TASK DETAILS: Copy the lines holding the word "stretching", all of them.

(Entries from a visual dataset)
● ● ● ● ●
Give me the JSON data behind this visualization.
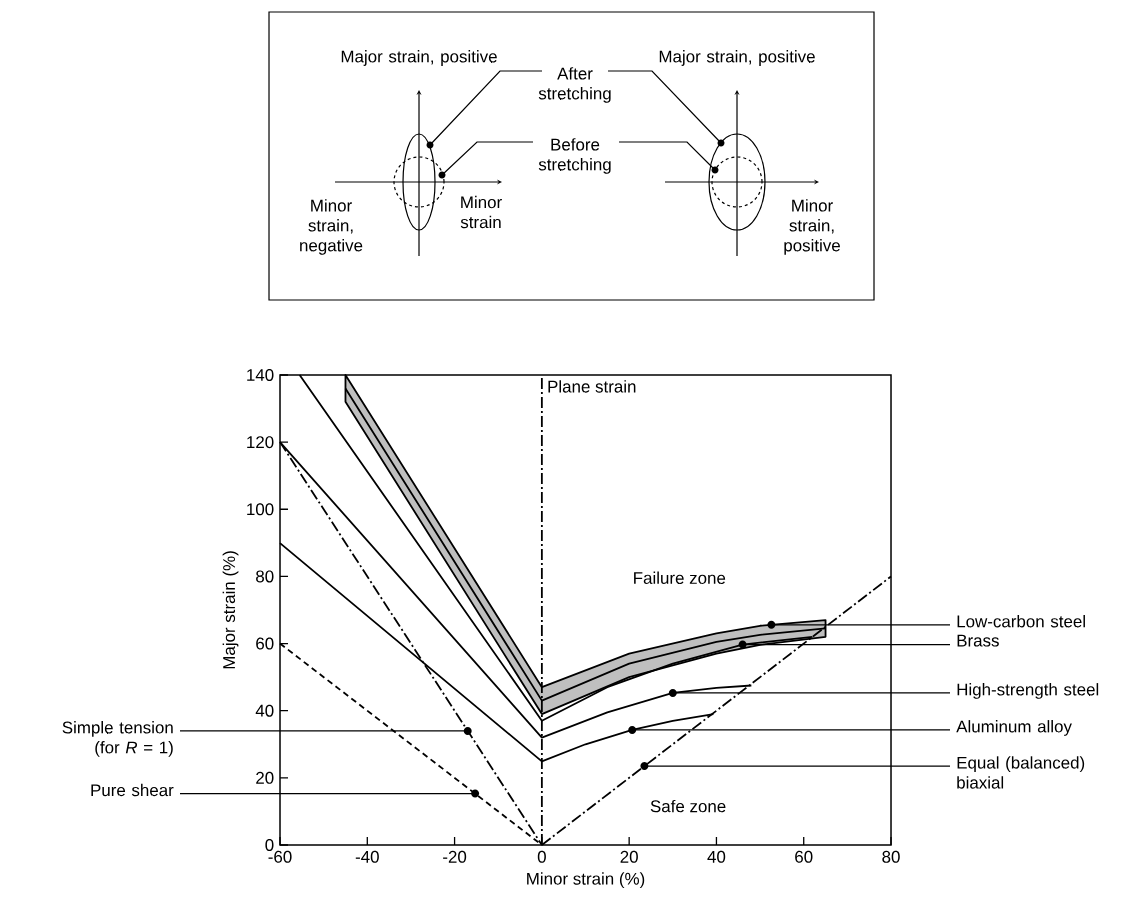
{
  "chart_data": {
    "type": "line",
    "xlabel": "Minor strain (%)",
    "ylabel": "Major strain (%)",
    "xlim": [
      -60,
      80
    ],
    "ylim": [
      0,
      140
    ],
    "xticks": [
      -60,
      -40,
      -20,
      0,
      20,
      40,
      60,
      80
    ],
    "yticks": [
      0,
      20,
      40,
      60,
      80,
      100,
      120,
      140
    ],
    "marker": "none",
    "series": [
      {
        "color": "#000000",
        "line_style": "dashed",
        "x": [
          -60,
          0
        ],
        "values": [
          60,
          0
        ]
      },
      {
        "color": "#000000",
        "line_style": "dashdot",
        "x": [
          -60,
          0
        ],
        "values": [
          120,
          0
        ]
      },
      {
        "color": "#000000",
        "line_style": "dashdot",
        "x": [
          0,
          80
        ],
        "values": [
          0,
          80
        ]
      },
      {
        "color": "#000000",
        "line_style": "solid",
        "x": [
          -60,
          0,
          10,
          20.7,
          30,
          39.3
        ],
        "values": [
          89.9,
          24.9,
          30,
          34.3,
          37,
          39
        ]
      },
      {
        "color": "#000000",
        "line_style": "solid",
        "x": [
          -60,
          0,
          15,
          30,
          40,
          48
        ],
        "values": [
          120,
          32,
          39.5,
          45.3,
          46.8,
          47.5
        ]
      },
      {
        "color": "#000000",
        "line_style": "solid",
        "x": [
          -55.5,
          0,
          15,
          30,
          46,
          62
        ],
        "values": [
          140,
          37,
          47,
          54,
          59.7,
          62
        ]
      },
      {
        "color": "#000000",
        "line_style": "solid",
        "x": [
          -45,
          0,
          20,
          40,
          50,
          65
        ],
        "values": [
          136,
          43,
          54,
          60.5,
          62.6,
          64.5
        ],
        "lower": [
          132,
          39,
          50,
          57,
          59.6,
          62
        ],
        "upper": [
          140,
          47,
          57,
          63,
          65.3,
          67
        ]
      }
    ],
    "ref_lines": [
      {
        "axis": "x",
        "value": 0,
        "label": "Plane strain",
        "line_style": "dashdot",
        "color": "#000000"
      }
    ],
    "annotations": [
      {
        "text": "Low-carbon steel",
        "x": 52.6,
        "y": 65.6
      },
      {
        "text": "Brass",
        "x": 46,
        "y": 59.7
      },
      {
        "text": "High-strength steel",
        "x": 30,
        "y": 45.3
      },
      {
        "text": "Aluminum alloy",
        "x": 20.7,
        "y": 34.3
      },
      {
        "text": "Equal (balanced) biaxial",
        "x": 23.5,
        "y": 23.5
      },
      {
        "text": "Simple tension (for *R* = 1)",
        "x": -17,
        "y": 34
      },
      {
        "text": "Pure shear",
        "x": -15.3,
        "y": 15.3
      },
      "Failure zone",
      "Safe zone",
      "Major strain, positive",
      "After stretching",
      "Before stretching",
      "Major strain, positive",
      "Minor strain, negative",
      "Minor strain",
      "Minor strain, positive"
    ]
  }
}
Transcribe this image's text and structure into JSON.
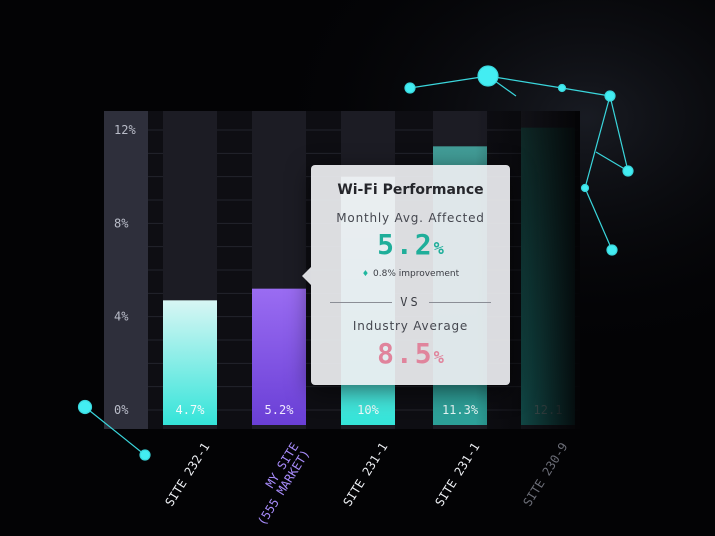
{
  "chart_data": {
    "type": "bar",
    "categories": [
      "SITE 232-1",
      "MY SITE\n(555 MARKET)",
      "SITE 231-1",
      "SITE 231-1",
      "SITE 230-9"
    ],
    "values": [
      4.7,
      5.2,
      10,
      11.3,
      12.1
    ],
    "value_labels": [
      "4.7%",
      "5.2%",
      "10%",
      "11.3%",
      "12.1"
    ],
    "highlight_index": 1,
    "ylim": [
      0,
      12
    ],
    "yticks": [
      "0%",
      "4%",
      "8%",
      "12%"
    ],
    "xlabel": "",
    "ylabel": "",
    "grid": true
  },
  "colors": {
    "background": "#030305",
    "bar_teal_top": "#d8f6f4",
    "bar_teal_bottom": "#34e4d9",
    "bar_purple_top": "#9a6cf2",
    "bar_purple_bottom": "#6a3fd6",
    "axis_panel": "#2e2f3b",
    "node": "#3fe8ee",
    "accent_green": "#20b79f",
    "accent_pink": "#e0849c"
  },
  "tooltip": {
    "title": "Wi-Fi Performance",
    "monthly_label": "Monthly Avg. Affected",
    "monthly_value": "5.2",
    "monthly_unit": "%",
    "improvement": "0.8% improvement",
    "improvement_icon": "up-arrow-icon",
    "vs": "VS",
    "industry_label": "Industry Average",
    "industry_value": "8.5",
    "industry_unit": "%"
  }
}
● ● ● ● ●
WRITTEN SOLUTION:
      "After stretching",
      "Before stretching",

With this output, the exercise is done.